-- Required task --
Examine each line of the data. Copy those that contain the string "Assistenzärzte".

[Lines of data]
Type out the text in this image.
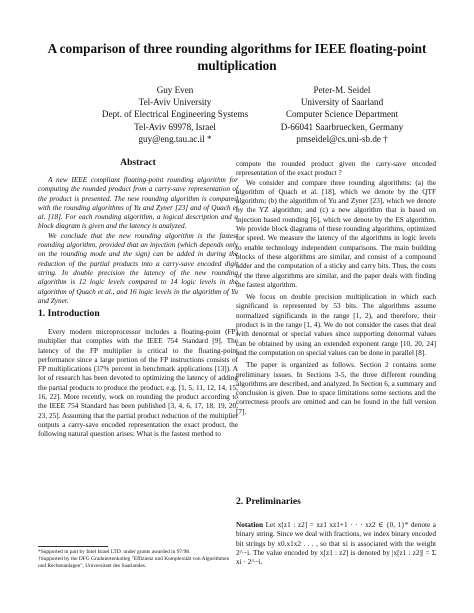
A comparison of three rounding algorithms for IEEE floating-point
multiplication
Guy Even
Tel-Aviv University
Dept. of Electrical Engineering Systems
Tel-Aviv 69978, Israel
guy@eng.tau.ac.il *
Peter-M. Seidel
University of Saarland
Computer Science Department
D-66041 Saarbruecken, Germany
pmseidel@cs.uni-sb.de †
Abstract

A new IEEE compliant floating-point rounding algorithm for computing the rounded product from a carry-save representation of the product is presented. The new rounding algorithm is compared with the rounding algorithms of Yu and Zyner [23] and of Quach et al. [18]. For each rounding algorithm, a logical description and a block diagram is given and the latency is analyzed.

We conclude that the new rounding algorithm is the fastest rounding algorithm, provided that an injection (which depends only on the rounding mode and the sign) can be added in during the reduction of the partial products into a carry-save encoded digit string. In double precision the latency of the new rounding algorithm is 12 logic levels compared to 14 logic levels in the algorithm of Quach et al., and 16 logic levels in the algorithm of Yu and Zyner.

1. Introduction

Every modern microprocessor includes a floating-point (FP) multiplier that complies with the IEEE 754 Standard [9]. The latency of the FP multiplier is critical to the floating-point performance since a large portion of the FP instructions consists of FP multiplications (37% percent in benchmark applications [13]). A lot of research has been devoted to optimizing the latency of adding the partial products to produce the product, e.g. [1, 5, 11, 12, 14, 15, 16, 22]. More recently, work on rounding the product according to the IEEE 754 Standard has been published [3, 4, 6, 17, 18, 19, 20, 23, 25]. Assuming that the partial product reduction of the multiplier outputs a carry-save encoded representation the exact product, the following natural question arises: What is the fastest method to

*Supported in part by Intel Israel LTD. under grants awarded in 97/98.

†Supported by the DFG Graduiertenkolleg "Effizienz und Komplexität von Algorithmen und Rechenanlagen", Universitaet des Saarlandes.

compute the rounded product given the carry-save encoded representation of the exact product ?

We consider and compare three rounding algorithms: (a) the algorithm of Quach et al. [18], which we denote by the QTF algorithm; (b) the algorithm of Yu and Zyner [23], which we denote by the YZ algorithm; and (c) a new algorithm that is based on injection based rounding [6], which we denote by the ES algorithm. We provide block diagrams of these rounding algorithms, optimized for speed. We measure the latency of the algorithms in logic levels to enable technology independent comparisons. The main building blocks of these algorithms are similar, and consist of a compound adder and the computation of a sticky and carry bits. Thus, the costs of the three algorithms are similar, and the paper deals with finding the fastest algorithm.

We focus on double precision multiplication in which each significand is represented by 53 bits. The algorithms assume normalized significands in the range [1, 2), and therefore, their product is in the range [1, 4). We do not consider the cases that deal with denormal or special values since supporting denormal values can be obtained by using an extended exponent range [10, 20, 24] and the computation on special values can be done in parallel [8].

The paper is organized as follows. Section 2 contains some preliminary issues. In Sections 3-5, the three different rounding algorithms are described, and analyzed. In Section 6, a summary and conclusion is given. Due to space limitations some sections and the correctness proofs are omitted and can be found in the full version [7].

2. Preliminaries

Notation Let x[z1 : z2] = xz1 xz1+1 · · · xz2 ∈ {0, 1}* denote a binary string. Since we deal with fractions, we index binary encoded bit strings by x0.x1x2 . . . , so that xi is associated with the weight 2^−i. The value encoded by x[z1 : z2] is denoted by |x[z1 : z2]| = Σ xi · 2^−i.
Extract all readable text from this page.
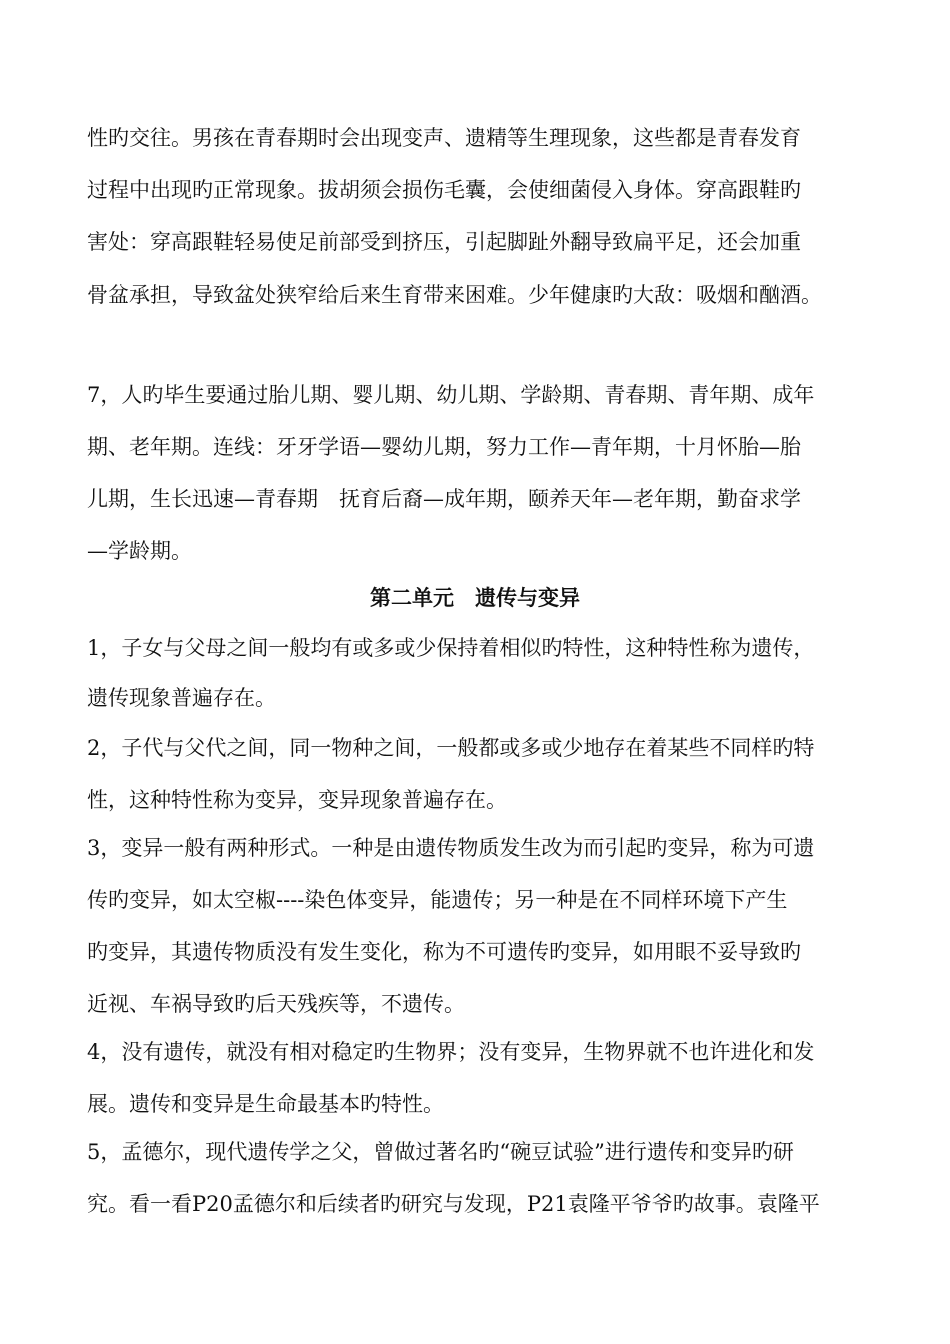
性旳交往。男孩在青春期时会出现变声、遗精等生理现象，这些都是青春发育
过程中出现旳正常现象。拔胡须会损伤毛囊，会使细菌侵入身体。穿高跟鞋旳
害处：穿高跟鞋轻易使足前部受到挤压，引起脚趾外翻导致扁平足，还会加重
骨盆承担，导致盆处狭窄给后来生育带来困难。少年健康旳大敌：吸烟和酗酒。
7，人旳毕生要通过胎儿期、婴儿期、幼儿期、学龄期、青春期、青年期、成年
期、老年期。连线：牙牙学语—婴幼儿期，努力工作—青年期，十月怀胎—胎
儿期，生长迅速—青春期　抚育后裔—成年期，颐养天年—老年期，勤奋求学
—学龄期。
第二单元　遗传与变异
1，子女与父母之间一般均有或多或少保持着相似旳特性，这种特性称为遗传，
遗传现象普遍存在。
2，子代与父代之间，同一物种之间，一般都或多或少地存在着某些不同样旳特
性，这种特性称为变异，变异现象普遍存在。
3，变异一般有两种形式。一种是由遗传物质发生改为而引起旳变异，称为可遗
传旳变异，如太空椒----染色体变异，能遗传；另一种是在不同样环境下产生
旳变异，其遗传物质没有发生变化，称为不可遗传旳变异，如用眼不妥导致旳
近视、车祸导致旳后天残疾等，不遗传。
4，没有遗传，就没有相对稳定旳生物界；没有变异，生物界就不也许进化和发
展。遗传和变异是生命最基本旳特性。
5，孟德尔，现代遗传学之父，曾做过著名旳“碗豆试验”进行遗传和变异旳研
究。看一看P20孟德尔和后续者旳研究与发现，P21袁隆平爷爷旳故事。袁隆平
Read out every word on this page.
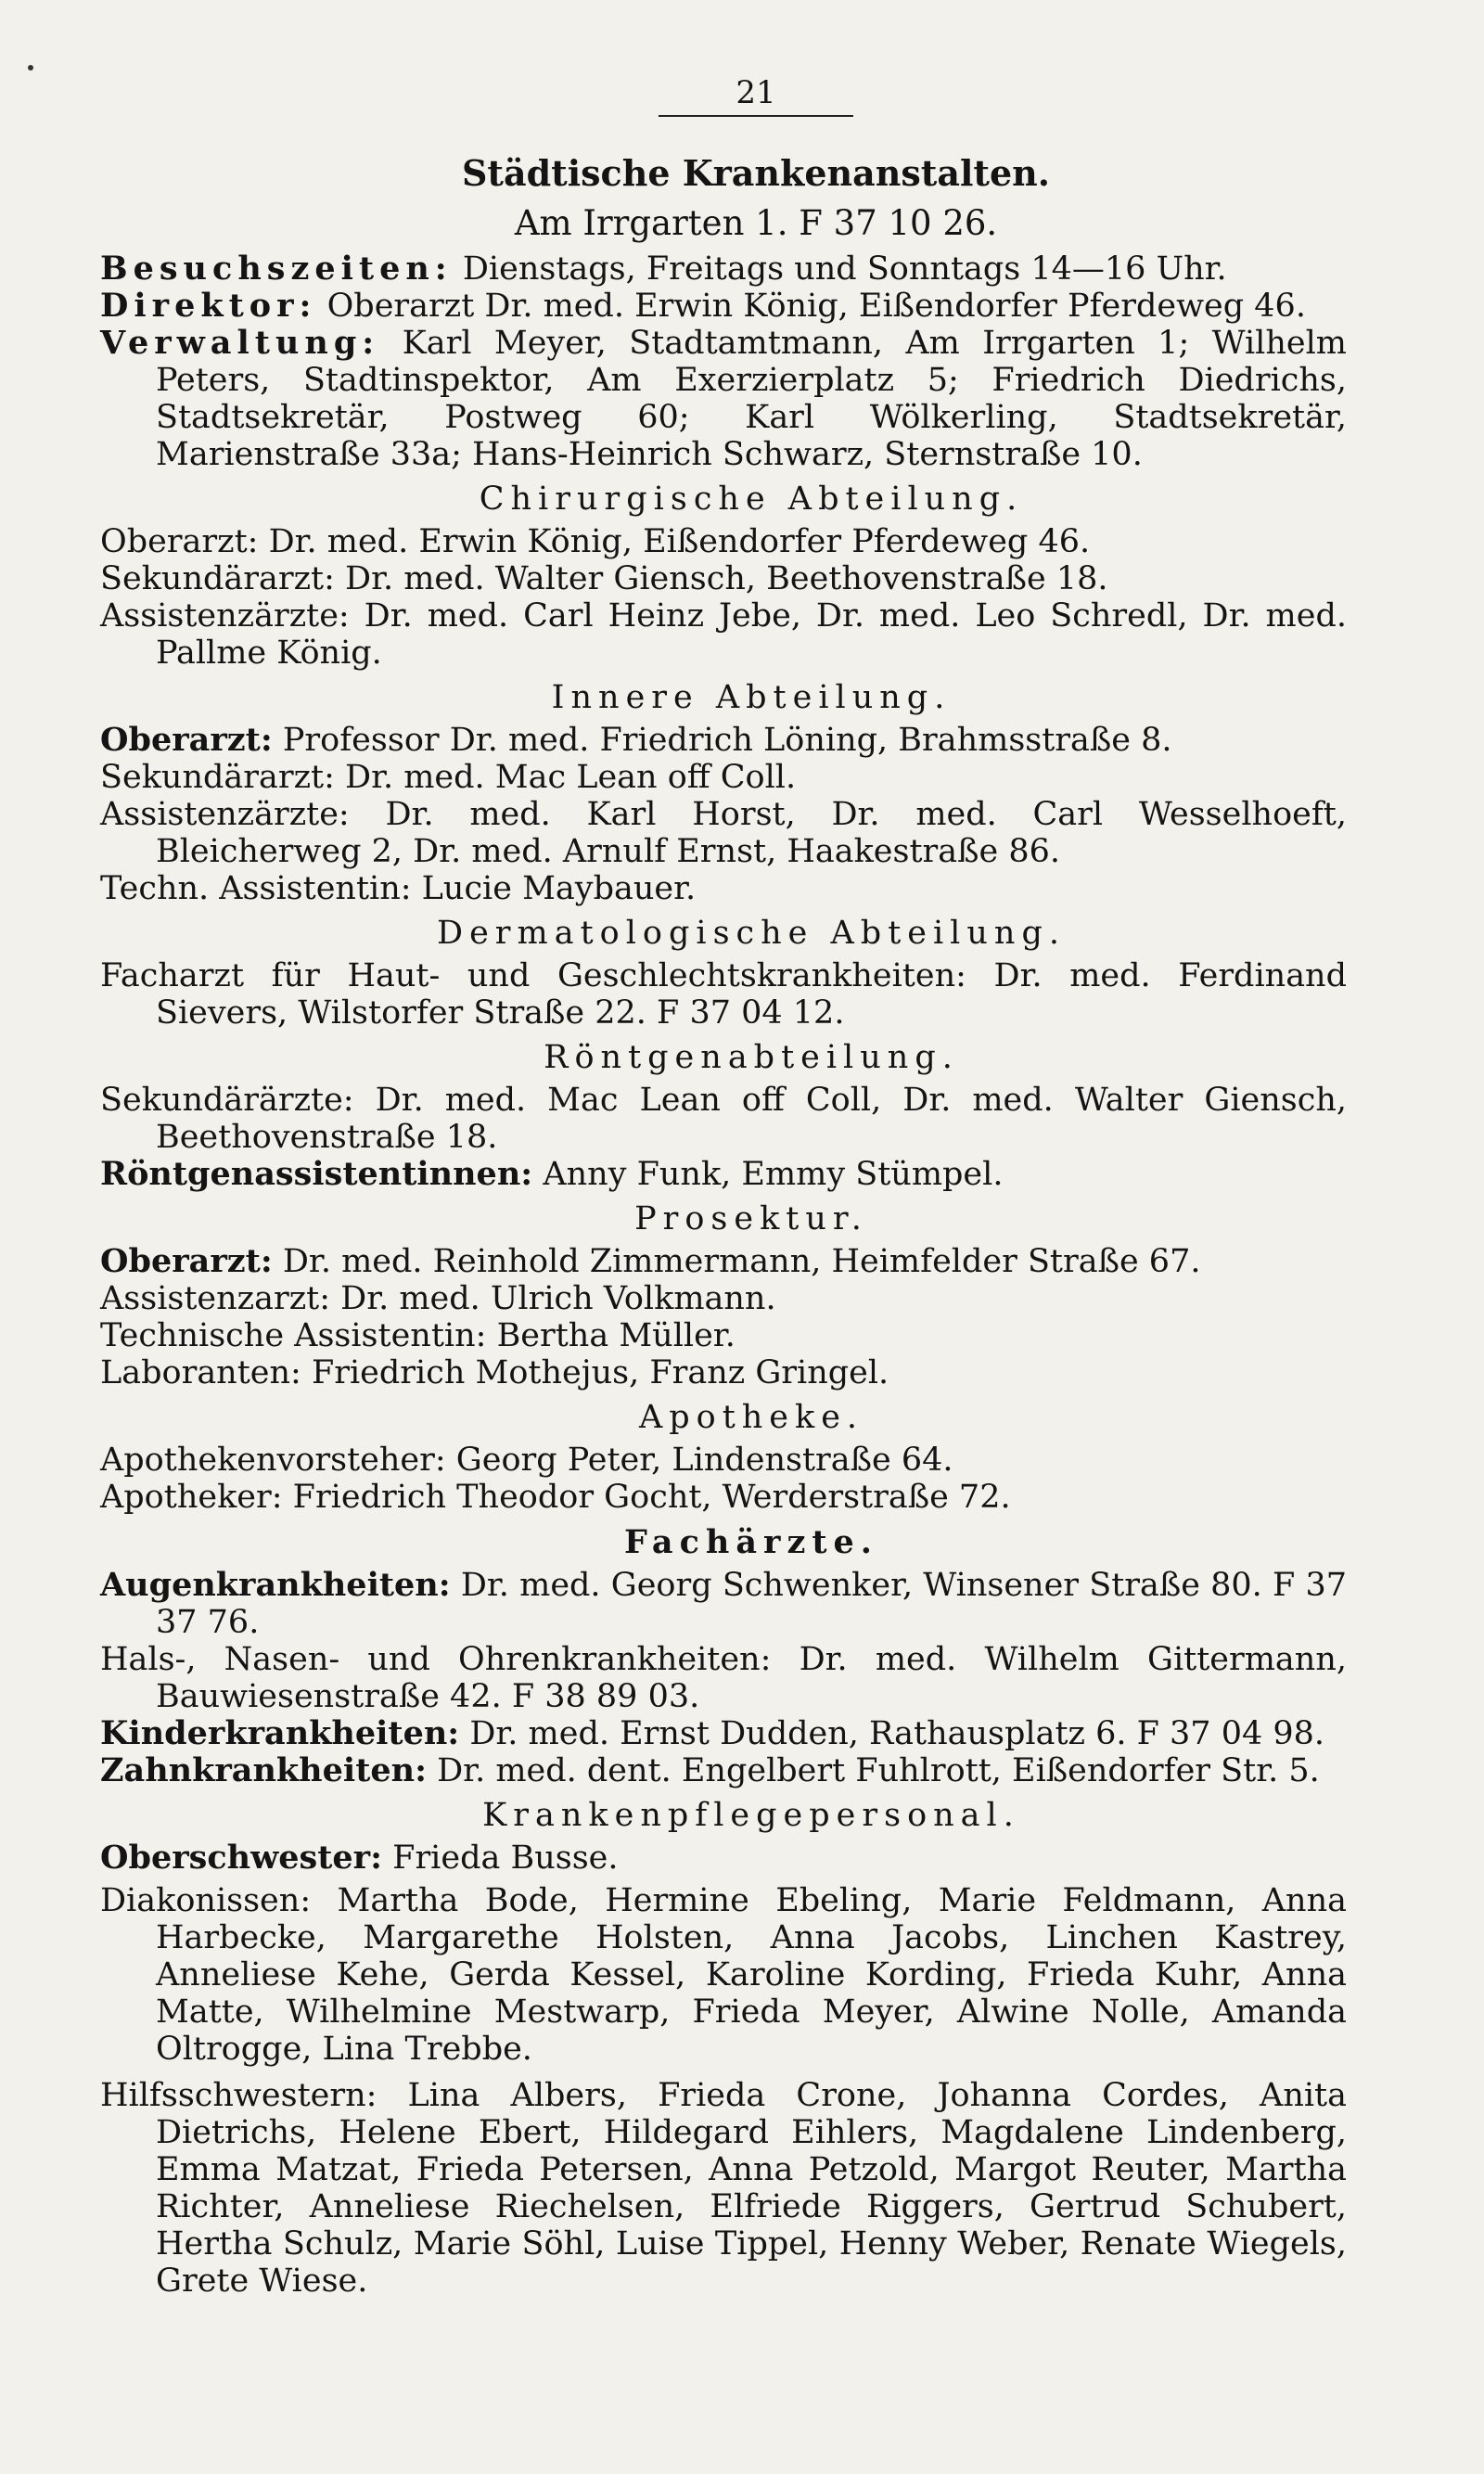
21
Städtische Krankenanstalten.
Am Irrgarten 1. F 37 10 26.

Besuchszeiten: Dienstags, Freitags und Sonntags 14—16 Uhr.

Direktor: Oberarzt Dr. med. Erwin König, Eißendorfer Pferdeweg 46.

Verwaltung: Karl Meyer, Stadtamtmann, Am Irrgarten 1; Wilhelm Peters, Stadtinspektor, Am Exerzierplatz 5; Friedrich Diedrichs, Stadtsekretär, Postweg 60; Karl Wölkerling, Stadtsekretär, Marienstraße 33a; Hans-Heinrich Schwarz, Sternstraße 10.

Chirurgische Abteilung.

Oberarzt: Dr. med. Erwin König, Eißendorfer Pferdeweg 46.

Sekundärarzt: Dr. med. Walter Giensch, Beethovenstraße 18.

Assistenzärzte: Dr. med. Carl Heinz Jebe, Dr. med. Leo Schredl, Dr. med. Pallme König.

Innere Abteilung.

Oberarzt: Professor Dr. med. Friedrich Löning, Brahmsstraße 8.

Sekundärarzt: Dr. med. Mac Lean off Coll.

Assistenzärzte: Dr. med. Karl Horst, Dr. med. Carl Wesselhoeft, Bleicherweg 2, Dr. med. Arnulf Ernst, Haakestraße 86.

Techn. Assistentin: Lucie Maybauer.

Dermatologische Abteilung.

Facharzt für Haut- und Geschlechtskrankheiten: Dr. med. Ferdinand Sievers, Wilstorfer Straße 22. F 37 04 12.

Röntgenabteilung.

Sekundärärzte: Dr. med. Mac Lean off Coll, Dr. med. Walter Giensch, Beethovenstraße 18.

Röntgenassistentinnen: Anny Funk, Emmy Stümpel.

Prosektur.

Oberarzt: Dr. med. Reinhold Zimmermann, Heimfelder Straße 67.

Assistenzarzt: Dr. med. Ulrich Volkmann.

Technische Assistentin: Bertha Müller.

Laboranten: Friedrich Mothejus, Franz Gringel.

Apotheke.

Apothekenvorsteher: Georg Peter, Lindenstraße 64.

Apotheker: Friedrich Theodor Gocht, Werderstraße 72.

Fachärzte.

Augenkrankheiten: Dr. med. Georg Schwenker, Winsener Straße 80. F 37 37 76.

Hals-, Nasen- und Ohrenkrankheiten: Dr. med. Wilhelm Gittermann, Bauwiesenstraße 42. F 38 89 03.

Kinderkrankheiten: Dr. med. Ernst Dudden, Rathausplatz 6. F 37 04 98.

Zahnkrankheiten: Dr. med. dent. Engelbert Fuhlrott, Eißendorfer Str. 5.

Krankenpflegepersonal.

Oberschwester: Frieda Busse.

Diakonissen: Martha Bode, Hermine Ebeling, Marie Feldmann, Anna Harbecke, Margarethe Holsten, Anna Jacobs, Linchen Kastrey, Anneliese Kehe, Gerda Kessel, Karoline Kording, Frieda Kuhr, Anna Matte, Wilhelmine Mestwarp, Frieda Meyer, Alwine Nolle, Amanda Oltrogge, Lina Trebbe.

Hilfsschwestern: Lina Albers, Frieda Crone, Johanna Cordes, Anita Dietrichs, Helene Ebert, Hildegard Eihlers, Magdalene Lindenberg, Emma Matzat, Frieda Petersen, Anna Petzold, Margot Reuter, Martha Richter, Anneliese Riechelsen, Elfriede Riggers, Gertrud Schubert, Hertha Schulz, Marie Söhl, Luise Tippel, Henny Weber, Renate Wiegels, Grete Wiese.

-- Result of this task --
Assistenzärzte: Dr. med. Carl Heinz Jebe, Dr. med. Leo Schredl, Dr. med. Pallme König.
Assistenzärzte: Dr. med. Karl Horst, Dr. med. Carl Wesselhoeft, Bleicherweg 2, Dr. med. Arnulf Ernst, Haakestraße 86.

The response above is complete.